Stated exercise 1: What year does Abigail Rook arrive in New Fiddleham, according to the Jackaby book review?

Text to read:
◆ ◆ ◆ ◆ ◆

Tuesday, November 11, 2014

Jackaby ~ William Ritter (earc) review [@AlgonquinYR]

Jackaby
Algonquin Young Readers
September 16, 2014
299 pages
add to Goodreads/buy from Book Depo/or Amazon


“Miss Rook, I am not an occultist,” Jackaby said. “I have a gift that allows me to see truth where others see the illusion--and there are many illusions. All the world’s a stage, as they say, and I seem to have the only seat in the house with a view behind the curtain.”

Newly arrived in New Fiddleham, New England, 1892, and in need of a job, Abigail Rook meets R. F. Jackaby, an investigator of the unexplained with a keen eye for the extraordinary--including the ability to see supernatural beings. Abigail has a gift for noticing ordinary but important details, which makes her perfect for the position of Jackaby’s assistant. On her first day, Abigail finds herself in the midst of a thrilling case: A serial killer is on the loose. The police are convinced it’s an ordinary villain, but Jackaby is certain it’s a nonhuman creature, whose existence the police--with the exception of a handsome young detective named Charlie Cane--deny.

◆ ◆ ◆ ◆ ◆

Supplied material:
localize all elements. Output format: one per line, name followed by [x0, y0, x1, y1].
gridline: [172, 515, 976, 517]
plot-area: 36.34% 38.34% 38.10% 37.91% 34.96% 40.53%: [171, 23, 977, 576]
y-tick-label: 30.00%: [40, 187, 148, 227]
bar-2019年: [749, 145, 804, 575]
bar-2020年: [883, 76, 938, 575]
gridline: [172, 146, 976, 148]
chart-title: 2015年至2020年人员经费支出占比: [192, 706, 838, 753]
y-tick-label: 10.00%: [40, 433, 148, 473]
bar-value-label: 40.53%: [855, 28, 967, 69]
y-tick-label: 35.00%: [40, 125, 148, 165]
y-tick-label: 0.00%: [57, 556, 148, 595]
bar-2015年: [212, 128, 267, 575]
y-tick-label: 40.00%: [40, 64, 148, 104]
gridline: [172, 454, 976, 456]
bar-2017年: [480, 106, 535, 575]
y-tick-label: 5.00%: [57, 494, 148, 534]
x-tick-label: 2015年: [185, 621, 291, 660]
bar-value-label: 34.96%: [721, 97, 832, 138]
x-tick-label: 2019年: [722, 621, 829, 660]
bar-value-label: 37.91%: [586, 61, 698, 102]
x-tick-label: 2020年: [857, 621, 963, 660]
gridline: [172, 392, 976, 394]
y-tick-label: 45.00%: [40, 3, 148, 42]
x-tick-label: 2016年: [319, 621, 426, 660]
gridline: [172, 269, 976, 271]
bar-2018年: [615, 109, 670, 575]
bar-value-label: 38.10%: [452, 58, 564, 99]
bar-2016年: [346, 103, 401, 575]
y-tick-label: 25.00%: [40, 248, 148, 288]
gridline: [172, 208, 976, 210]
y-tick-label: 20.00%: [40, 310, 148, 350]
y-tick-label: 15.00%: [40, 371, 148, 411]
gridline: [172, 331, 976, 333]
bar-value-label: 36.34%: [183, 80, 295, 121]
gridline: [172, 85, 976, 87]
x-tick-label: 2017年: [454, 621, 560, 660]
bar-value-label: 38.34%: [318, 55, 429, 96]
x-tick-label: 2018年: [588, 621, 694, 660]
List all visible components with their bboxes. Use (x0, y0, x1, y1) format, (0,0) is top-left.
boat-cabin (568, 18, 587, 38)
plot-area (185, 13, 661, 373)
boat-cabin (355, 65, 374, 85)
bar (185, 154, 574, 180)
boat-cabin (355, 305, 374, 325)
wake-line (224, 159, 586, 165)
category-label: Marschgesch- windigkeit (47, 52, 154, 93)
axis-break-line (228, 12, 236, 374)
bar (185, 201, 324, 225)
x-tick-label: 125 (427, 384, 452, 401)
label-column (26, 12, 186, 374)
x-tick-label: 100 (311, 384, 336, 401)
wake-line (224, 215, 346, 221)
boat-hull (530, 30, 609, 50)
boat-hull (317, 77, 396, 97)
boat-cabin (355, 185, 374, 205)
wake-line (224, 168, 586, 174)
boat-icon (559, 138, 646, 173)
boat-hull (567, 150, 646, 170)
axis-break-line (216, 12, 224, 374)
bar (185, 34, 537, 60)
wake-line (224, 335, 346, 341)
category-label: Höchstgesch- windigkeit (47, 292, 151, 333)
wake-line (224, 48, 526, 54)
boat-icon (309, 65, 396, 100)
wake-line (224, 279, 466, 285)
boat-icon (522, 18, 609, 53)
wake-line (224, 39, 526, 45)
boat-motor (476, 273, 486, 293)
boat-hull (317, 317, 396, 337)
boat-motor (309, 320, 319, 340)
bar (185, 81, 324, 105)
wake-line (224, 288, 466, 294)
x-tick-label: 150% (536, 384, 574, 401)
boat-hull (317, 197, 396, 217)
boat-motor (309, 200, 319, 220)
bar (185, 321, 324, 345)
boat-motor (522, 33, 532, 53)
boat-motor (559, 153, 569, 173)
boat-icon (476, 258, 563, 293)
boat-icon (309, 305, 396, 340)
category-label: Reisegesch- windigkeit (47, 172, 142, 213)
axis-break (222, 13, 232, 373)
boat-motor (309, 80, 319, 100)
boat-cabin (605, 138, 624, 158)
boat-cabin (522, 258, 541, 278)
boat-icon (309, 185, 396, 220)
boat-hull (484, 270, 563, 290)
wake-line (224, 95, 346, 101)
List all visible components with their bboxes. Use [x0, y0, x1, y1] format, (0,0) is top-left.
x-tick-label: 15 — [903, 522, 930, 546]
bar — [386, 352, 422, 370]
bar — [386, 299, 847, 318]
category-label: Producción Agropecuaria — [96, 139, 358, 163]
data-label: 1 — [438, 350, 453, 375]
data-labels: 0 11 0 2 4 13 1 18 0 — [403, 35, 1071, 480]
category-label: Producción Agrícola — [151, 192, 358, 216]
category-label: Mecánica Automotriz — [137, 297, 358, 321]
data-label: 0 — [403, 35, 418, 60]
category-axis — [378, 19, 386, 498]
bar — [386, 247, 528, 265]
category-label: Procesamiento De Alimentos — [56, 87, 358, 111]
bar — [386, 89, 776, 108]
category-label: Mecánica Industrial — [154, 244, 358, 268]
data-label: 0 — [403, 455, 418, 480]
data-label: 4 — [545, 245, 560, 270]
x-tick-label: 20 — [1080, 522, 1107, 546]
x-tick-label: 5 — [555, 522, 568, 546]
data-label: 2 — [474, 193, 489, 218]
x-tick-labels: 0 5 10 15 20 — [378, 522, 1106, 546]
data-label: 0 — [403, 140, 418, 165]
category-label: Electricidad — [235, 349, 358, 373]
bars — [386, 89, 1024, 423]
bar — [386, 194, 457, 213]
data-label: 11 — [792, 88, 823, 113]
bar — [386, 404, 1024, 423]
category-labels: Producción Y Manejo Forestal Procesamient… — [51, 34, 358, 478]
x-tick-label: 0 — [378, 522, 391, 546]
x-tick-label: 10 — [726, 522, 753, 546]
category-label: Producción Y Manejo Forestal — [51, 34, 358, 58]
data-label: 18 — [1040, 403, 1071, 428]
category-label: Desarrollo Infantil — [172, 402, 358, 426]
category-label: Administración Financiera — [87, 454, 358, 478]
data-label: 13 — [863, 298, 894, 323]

◆ ◆ ◆ ◆ ◆

Stated exercise 2: Copy out the records word for word, starting at their first line and ending at the line that contains "wake-line (224, 159, 586, 165)".

Final result 1: 1892

Final result 2:
localize all elements. Output format: one per line, name followed by [x0, y0, x1, y1].
gridline: [172, 515, 976, 517]
plot-area: 36.34% 38.34% 38.10% 37.91% 34.96% 40.53%: [171, 23, 977, 576]
y-tick-label: 30.00%: [40, 187, 148, 227]
bar-2019年: [749, 145, 804, 575]
bar-2020年: [883, 76, 938, 575]
gridline: [172, 146, 976, 148]
chart-title: 2015年至2020年人员经费支出占比: [192, 706, 838, 753]
y-tick-label: 10.00%: [40, 433, 148, 473]
bar-value-label: 40.53%: [855, 28, 967, 69]
y-tick-label: 35.00%: [40, 125, 148, 165]
y-tick-label: 0.00%: [57, 556, 148, 595]
bar-2015年: [212, 128, 267, 575]
y-tick-label: 40.00%: [40, 64, 148, 104]
gridline: [172, 454, 976, 456]
bar-2017年: [480, 106, 535, 575]
y-tick-label: 5.00%: [57, 494, 148, 534]
x-tick-label: 2015年: [185, 621, 291, 660]
bar-value-label: 34.96%: [721, 97, 832, 138]
x-tick-label: 2019年: [722, 621, 829, 660]
bar-value-label: 37.91%: [586, 61, 698, 102]
x-tick-label: 2020年: [857, 621, 963, 660]
gridline: [172, 392, 976, 394]
y-tick-label: 45.00%: [40, 3, 148, 42]
x-tick-label: 2016年: [319, 621, 426, 660]
gridline: [172, 269, 976, 271]
bar-2018年: [615, 109, 670, 575]
bar-value-label: 38.10%: [452, 58, 564, 99]
bar-2016年: [346, 103, 401, 575]
y-tick-label: 25.00%: [40, 248, 148, 288]
gridline: [172, 208, 976, 210]
y-tick-label: 20.00%: [40, 310, 148, 350]
y-tick-label: 15.00%: [40, 371, 148, 411]
gridline: [172, 331, 976, 333]
bar-value-label: 36.34%: [183, 80, 295, 121]
gridline: [172, 85, 976, 87]
x-tick-label: 2017年: [454, 621, 560, 660]
bar-value-label: 38.34%: [318, 55, 429, 96]
x-tick-label: 2018年: [588, 621, 694, 660]
List all visible components with their bboxes. Use (x0, y0, x1, y1) format, (0,0) is top-left.
boat-cabin (568, 18, 587, 38)
plot-area (185, 13, 661, 373)
boat-cabin (355, 65, 374, 85)
bar (185, 154, 574, 180)
boat-cabin (355, 305, 374, 325)
wake-line (224, 159, 586, 165)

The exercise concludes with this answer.